Dataset records:
::::::::::
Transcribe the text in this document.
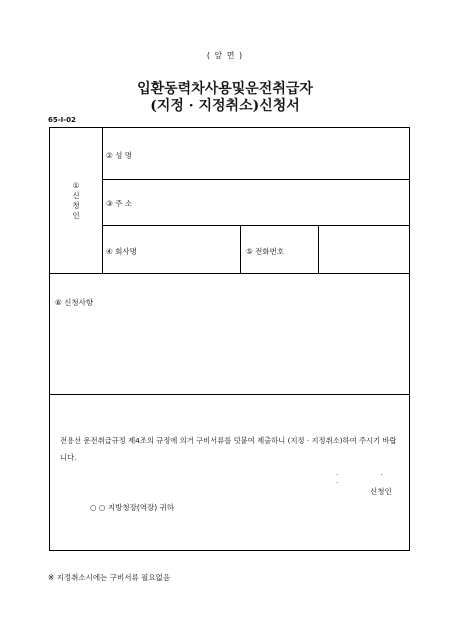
( 앞 면 )
입환동력차사용및운전취급자
(지정 · 지정취소)신청서
65-Ⅰ-02
①
신
청
인
② 성 명
③ 주 소
④ 회사명	⑤ 전화번호
⑥ 신청사항
전용선 운전취급규정 제4조의 규정에 의거 구비서류를 덧붙여 제출하니 (지정 · 지정취소)하여 주시기 바랍니다.
· · ·
신청인
○ ○ 지방청장(역장) 귀하
※ 지정취소시에는 구비서류 필요없음
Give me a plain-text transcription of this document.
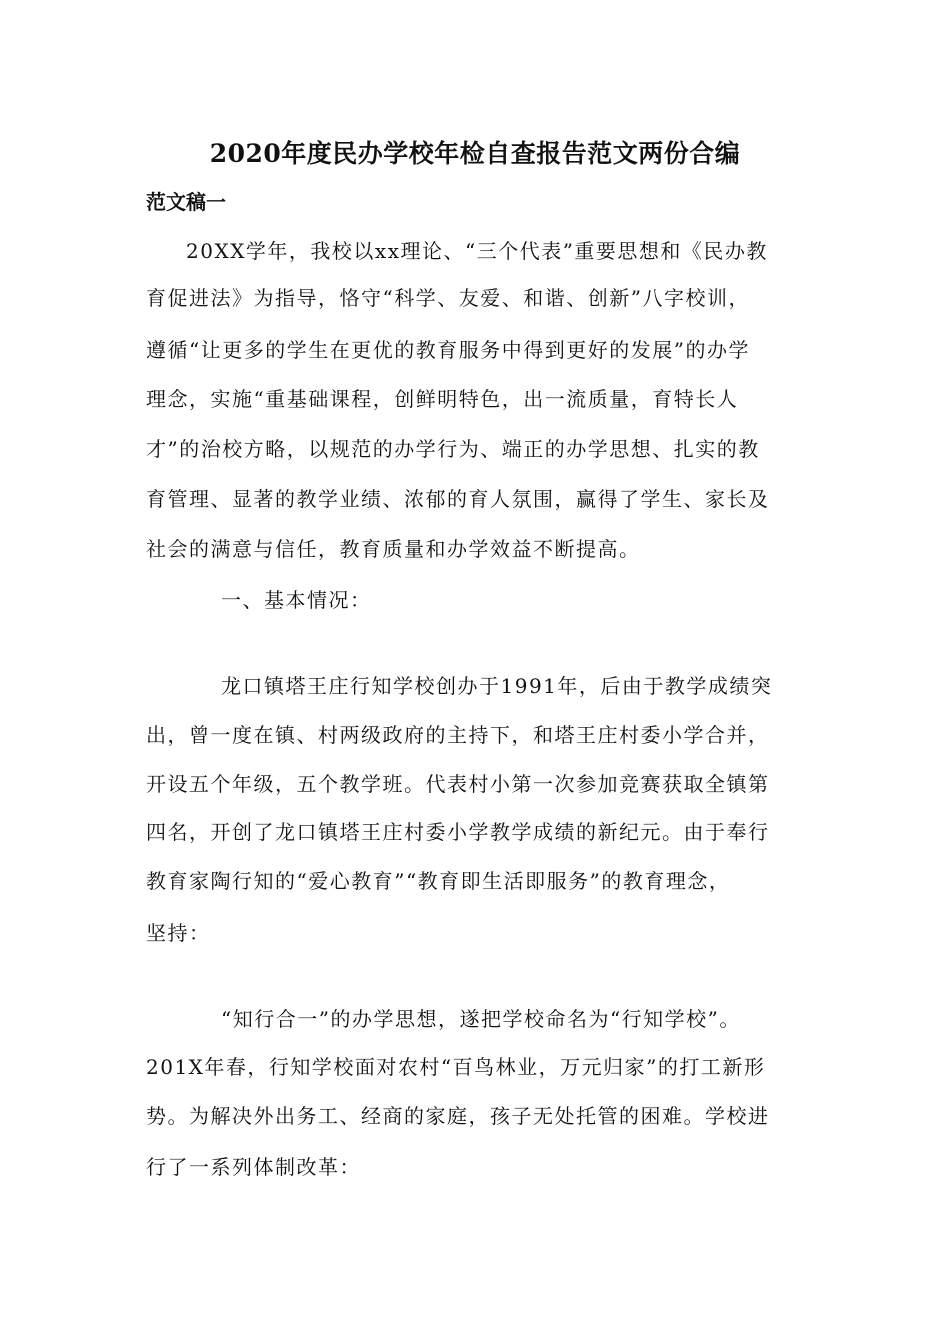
2020年度民办学校年检自查报告范文两份合编
范文稿一
20XX学年，我校以xx理论、“三个代表”重要思想和《民办教
育促进法》为指导，恪守“科学、友爱、和谐、创新”八字校训，
遵循“让更多的学生在更优的教育服务中得到更好的发展”的办学
理念，实施“重基础课程，创鲜明特色，出一流质量，育特长人
才”的治校方略，以规范的办学行为、端正的办学思想、扎实的教
育管理、显著的教学业绩、浓郁的育人氛围，赢得了学生、家长及
社会的满意与信任，教育质量和办学效益不断提高。
一、基本情况：
龙口镇塔王庄行知学校创办于1991年，后由于教学成绩突
出，曾一度在镇、村两级政府的主持下，和塔王庄村委小学合并，
开设五个年级，五个教学班。代表村小第一次参加竞赛获取全镇第
四名，开创了龙口镇塔王庄村委小学教学成绩的新纪元。由于奉行
教育家陶行知的“爱心教育”“教育即生活即服务”的教育理念，
坚持：
“知行合一”的办学思想，遂把学校命名为“行知学校”。
201X年春，行知学校面对农村“百鸟林业，万元归家”的打工新形
势。为解决外出务工、经商的家庭，孩子无处托管的困难。学校进
行了一系列体制改革：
::::::::::
TASK DETAILS:
In your copy, leave out the pictures and reproduce the material above exactly.

RESPONSE TO THE EXERCISE:
Transcribe the text in this document.
( 앞 면 )
입환동력차사용및운전취급자
(지정 · 지정취소)신청서
65-Ⅰ-02
①
신
청
인
② 성 명
③ 주 소
④ 회사명	⑤ 전화번호
⑥ 신청사항
전용선 운전취급규정 제4조의 규정에 의거 구비서류를 덧붙여 제출하니 (지정 · 지정취소)하여 주시기 바랍니다.
· · ·
신청인
○ ○ 지방청장(역장) 귀하
※ 지정취소시에는 구비서류 필요없음
Give me a plain-text transcription of this document.
2020年度民办学校年检自查报告范文两份合编
范文稿一
20XX学年，我校以xx理论、“三个代表”重要思想和《民办教
育促进法》为指导，恪守“科学、友爱、和谐、创新”八字校训，
遵循“让更多的学生在更优的教育服务中得到更好的发展”的办学
理念，实施“重基础课程，创鲜明特色，出一流质量，育特长人
才”的治校方略，以规范的办学行为、端正的办学思想、扎实的教
育管理、显著的教学业绩、浓郁的育人氛围，赢得了学生、家长及
社会的满意与信任，教育质量和办学效益不断提高。
一、基本情况：
龙口镇塔王庄行知学校创办于1991年，后由于教学成绩突
出，曾一度在镇、村两级政府的主持下，和塔王庄村委小学合并，
开设五个年级，五个教学班。代表村小第一次参加竞赛获取全镇第
四名，开创了龙口镇塔王庄村委小学教学成绩的新纪元。由于奉行
教育家陶行知的“爱心教育”“教育即生活即服务”的教育理念，
坚持：
“知行合一”的办学思想，遂把学校命名为“行知学校”。
201X年春，行知学校面对农村“百鸟林业，万元归家”的打工新形
势。为解决外出务工、经商的家庭，孩子无处托管的困难。学校进
行了一系列体制改革：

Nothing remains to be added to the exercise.